(Dataset entries)

[Begin]

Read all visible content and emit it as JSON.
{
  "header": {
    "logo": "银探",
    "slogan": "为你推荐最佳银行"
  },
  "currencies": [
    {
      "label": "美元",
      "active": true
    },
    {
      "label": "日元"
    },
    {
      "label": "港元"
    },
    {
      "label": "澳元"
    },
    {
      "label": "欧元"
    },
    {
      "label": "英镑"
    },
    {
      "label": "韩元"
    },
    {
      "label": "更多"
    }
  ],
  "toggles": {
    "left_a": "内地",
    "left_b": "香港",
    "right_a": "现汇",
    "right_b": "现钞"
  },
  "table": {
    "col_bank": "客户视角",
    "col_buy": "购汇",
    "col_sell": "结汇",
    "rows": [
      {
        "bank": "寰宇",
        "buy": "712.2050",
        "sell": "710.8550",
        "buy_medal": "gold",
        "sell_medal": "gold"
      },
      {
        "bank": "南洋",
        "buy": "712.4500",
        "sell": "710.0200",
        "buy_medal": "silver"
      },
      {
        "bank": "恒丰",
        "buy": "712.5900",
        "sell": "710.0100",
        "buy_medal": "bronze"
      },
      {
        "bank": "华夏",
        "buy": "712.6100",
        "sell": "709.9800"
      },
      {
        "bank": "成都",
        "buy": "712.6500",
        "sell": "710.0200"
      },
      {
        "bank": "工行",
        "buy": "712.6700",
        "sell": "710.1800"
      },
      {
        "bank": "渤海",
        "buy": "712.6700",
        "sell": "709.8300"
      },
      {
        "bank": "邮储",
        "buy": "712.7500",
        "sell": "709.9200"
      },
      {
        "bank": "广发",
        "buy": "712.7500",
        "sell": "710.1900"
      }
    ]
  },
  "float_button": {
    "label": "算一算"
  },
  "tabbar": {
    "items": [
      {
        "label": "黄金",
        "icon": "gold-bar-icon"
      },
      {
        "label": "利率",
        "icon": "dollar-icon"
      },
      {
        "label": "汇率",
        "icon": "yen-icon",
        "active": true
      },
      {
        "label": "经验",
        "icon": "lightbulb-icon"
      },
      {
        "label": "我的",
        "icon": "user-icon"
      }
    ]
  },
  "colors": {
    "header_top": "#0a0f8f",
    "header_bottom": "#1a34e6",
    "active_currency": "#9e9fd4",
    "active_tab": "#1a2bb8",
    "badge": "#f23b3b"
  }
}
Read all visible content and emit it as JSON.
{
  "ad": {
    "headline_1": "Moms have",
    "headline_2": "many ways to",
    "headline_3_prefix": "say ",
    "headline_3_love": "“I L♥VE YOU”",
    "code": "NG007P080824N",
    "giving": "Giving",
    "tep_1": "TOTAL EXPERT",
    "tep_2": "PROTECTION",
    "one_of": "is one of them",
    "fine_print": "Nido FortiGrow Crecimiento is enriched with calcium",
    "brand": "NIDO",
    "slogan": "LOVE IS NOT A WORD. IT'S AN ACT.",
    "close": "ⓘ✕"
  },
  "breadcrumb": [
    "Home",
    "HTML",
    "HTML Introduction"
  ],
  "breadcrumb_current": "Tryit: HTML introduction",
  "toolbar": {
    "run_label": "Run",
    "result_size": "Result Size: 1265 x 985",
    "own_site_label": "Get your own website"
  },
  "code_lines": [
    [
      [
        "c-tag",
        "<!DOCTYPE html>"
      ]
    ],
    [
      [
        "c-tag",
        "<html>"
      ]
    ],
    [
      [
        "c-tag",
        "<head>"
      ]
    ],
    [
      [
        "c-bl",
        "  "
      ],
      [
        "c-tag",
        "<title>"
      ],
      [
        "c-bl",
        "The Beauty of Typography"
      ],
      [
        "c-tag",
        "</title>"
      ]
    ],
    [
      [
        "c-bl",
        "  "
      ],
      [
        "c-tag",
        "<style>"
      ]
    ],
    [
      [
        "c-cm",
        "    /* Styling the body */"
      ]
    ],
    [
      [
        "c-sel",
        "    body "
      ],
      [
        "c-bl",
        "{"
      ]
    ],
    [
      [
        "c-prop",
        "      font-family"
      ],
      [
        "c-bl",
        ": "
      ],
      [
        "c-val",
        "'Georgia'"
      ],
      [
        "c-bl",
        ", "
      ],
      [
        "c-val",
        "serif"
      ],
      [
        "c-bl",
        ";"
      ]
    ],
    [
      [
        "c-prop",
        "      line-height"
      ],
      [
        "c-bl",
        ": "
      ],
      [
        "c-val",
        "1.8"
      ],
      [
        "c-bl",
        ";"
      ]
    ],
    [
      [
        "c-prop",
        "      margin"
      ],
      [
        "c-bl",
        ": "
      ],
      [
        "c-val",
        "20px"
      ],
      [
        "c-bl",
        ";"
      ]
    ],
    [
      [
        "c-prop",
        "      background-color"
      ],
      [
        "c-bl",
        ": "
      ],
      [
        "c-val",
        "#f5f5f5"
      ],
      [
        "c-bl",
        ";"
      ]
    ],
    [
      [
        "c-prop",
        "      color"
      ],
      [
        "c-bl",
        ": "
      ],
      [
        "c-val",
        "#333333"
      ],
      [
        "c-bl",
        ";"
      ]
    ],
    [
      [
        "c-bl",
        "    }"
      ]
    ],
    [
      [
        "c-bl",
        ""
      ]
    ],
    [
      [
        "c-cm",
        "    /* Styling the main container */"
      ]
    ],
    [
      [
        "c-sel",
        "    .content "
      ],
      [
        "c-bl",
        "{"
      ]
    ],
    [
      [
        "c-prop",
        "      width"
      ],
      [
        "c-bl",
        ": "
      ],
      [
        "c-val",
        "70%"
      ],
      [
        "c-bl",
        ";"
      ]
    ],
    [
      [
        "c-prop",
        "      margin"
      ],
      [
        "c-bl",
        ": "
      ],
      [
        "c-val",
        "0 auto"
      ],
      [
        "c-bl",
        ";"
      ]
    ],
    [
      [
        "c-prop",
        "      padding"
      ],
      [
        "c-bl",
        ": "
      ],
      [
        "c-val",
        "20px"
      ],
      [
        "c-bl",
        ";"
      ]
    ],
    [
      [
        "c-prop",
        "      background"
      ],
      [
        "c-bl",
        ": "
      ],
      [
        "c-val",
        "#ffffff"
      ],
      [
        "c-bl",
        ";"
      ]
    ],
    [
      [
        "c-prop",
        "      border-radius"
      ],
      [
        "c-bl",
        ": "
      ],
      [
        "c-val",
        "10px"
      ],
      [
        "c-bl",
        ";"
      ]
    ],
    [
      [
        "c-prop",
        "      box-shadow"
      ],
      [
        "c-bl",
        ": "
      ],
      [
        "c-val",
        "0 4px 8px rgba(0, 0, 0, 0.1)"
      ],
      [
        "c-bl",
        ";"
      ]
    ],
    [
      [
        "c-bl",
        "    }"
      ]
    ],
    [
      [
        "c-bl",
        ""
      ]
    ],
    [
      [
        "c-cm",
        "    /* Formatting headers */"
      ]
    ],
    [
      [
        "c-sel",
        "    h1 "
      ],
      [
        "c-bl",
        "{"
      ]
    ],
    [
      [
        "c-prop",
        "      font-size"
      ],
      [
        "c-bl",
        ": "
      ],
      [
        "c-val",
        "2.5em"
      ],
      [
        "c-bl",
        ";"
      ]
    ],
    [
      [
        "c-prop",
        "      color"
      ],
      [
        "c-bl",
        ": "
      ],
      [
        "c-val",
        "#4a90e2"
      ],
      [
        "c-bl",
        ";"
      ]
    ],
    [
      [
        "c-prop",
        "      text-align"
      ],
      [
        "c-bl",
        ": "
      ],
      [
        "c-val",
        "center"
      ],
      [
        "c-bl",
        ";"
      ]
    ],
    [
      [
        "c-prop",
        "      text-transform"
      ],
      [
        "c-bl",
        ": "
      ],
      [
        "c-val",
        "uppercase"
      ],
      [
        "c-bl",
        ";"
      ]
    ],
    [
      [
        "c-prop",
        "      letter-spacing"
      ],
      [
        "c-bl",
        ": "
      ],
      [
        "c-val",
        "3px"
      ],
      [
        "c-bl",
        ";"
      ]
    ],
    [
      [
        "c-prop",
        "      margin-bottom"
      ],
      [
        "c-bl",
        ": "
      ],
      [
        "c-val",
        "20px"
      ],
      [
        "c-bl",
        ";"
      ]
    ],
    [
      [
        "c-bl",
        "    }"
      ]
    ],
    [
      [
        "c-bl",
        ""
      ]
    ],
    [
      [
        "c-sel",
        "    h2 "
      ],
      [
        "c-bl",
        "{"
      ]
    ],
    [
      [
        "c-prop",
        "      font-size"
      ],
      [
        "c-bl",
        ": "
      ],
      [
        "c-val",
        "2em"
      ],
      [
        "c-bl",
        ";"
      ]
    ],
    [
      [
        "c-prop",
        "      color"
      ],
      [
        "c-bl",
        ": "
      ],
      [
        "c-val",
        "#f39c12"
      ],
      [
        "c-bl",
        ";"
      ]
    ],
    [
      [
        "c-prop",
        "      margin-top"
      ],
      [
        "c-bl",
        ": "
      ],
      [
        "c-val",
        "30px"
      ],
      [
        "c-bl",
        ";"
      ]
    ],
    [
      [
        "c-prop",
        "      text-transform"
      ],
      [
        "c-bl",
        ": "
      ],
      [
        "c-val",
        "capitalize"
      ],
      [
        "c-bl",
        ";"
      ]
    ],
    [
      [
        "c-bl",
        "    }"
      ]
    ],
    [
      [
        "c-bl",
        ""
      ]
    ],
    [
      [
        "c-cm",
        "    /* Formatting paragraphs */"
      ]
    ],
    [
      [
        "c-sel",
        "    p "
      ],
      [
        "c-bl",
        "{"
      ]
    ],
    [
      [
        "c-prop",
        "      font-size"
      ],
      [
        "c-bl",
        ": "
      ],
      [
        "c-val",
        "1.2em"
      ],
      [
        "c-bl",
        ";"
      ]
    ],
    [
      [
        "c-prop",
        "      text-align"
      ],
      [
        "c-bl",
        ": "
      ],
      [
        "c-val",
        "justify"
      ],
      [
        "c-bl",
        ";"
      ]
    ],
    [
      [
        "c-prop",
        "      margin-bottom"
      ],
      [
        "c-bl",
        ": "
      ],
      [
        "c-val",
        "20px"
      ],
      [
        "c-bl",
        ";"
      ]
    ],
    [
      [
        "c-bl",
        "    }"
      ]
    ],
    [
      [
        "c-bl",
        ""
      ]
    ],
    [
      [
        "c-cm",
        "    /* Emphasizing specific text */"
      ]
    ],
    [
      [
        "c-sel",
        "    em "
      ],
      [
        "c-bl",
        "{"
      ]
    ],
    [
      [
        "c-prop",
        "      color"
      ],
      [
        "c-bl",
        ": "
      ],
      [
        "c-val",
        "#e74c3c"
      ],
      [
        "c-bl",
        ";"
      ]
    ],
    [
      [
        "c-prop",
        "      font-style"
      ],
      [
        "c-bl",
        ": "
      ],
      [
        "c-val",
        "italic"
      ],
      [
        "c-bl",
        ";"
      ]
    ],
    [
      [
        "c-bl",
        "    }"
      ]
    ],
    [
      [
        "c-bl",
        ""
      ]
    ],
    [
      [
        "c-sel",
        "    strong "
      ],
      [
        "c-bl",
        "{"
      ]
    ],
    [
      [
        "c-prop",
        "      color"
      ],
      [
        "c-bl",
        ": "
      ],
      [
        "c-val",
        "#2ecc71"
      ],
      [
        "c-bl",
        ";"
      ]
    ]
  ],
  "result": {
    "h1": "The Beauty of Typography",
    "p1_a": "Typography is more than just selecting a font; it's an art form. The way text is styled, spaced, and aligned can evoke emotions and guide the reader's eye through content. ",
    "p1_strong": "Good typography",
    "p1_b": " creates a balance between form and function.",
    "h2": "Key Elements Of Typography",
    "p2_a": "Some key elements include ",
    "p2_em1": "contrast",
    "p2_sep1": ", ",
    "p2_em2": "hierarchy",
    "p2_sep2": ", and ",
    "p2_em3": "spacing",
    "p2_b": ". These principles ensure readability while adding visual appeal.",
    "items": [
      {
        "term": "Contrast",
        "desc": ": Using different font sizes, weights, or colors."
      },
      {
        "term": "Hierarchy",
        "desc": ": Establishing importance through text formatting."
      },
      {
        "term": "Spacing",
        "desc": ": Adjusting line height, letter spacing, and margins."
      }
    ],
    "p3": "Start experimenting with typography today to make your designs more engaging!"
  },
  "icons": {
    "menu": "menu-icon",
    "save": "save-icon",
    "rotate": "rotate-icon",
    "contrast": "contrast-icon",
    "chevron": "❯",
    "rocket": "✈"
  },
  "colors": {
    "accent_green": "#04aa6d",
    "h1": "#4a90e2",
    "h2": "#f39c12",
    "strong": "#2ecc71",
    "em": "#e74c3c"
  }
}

[End]

Exercise directions: Isolate each line of the listing above that includes "more". Copy it.

The reply:
    "p1_a": "Typography is more than just selecting a font; it's an art form. The way text is styled, spaced, and aligned can evoke emotions and guide the reader's eye through content. ",
    "p3": "Start experimenting with typography today to make your designs more engaging!"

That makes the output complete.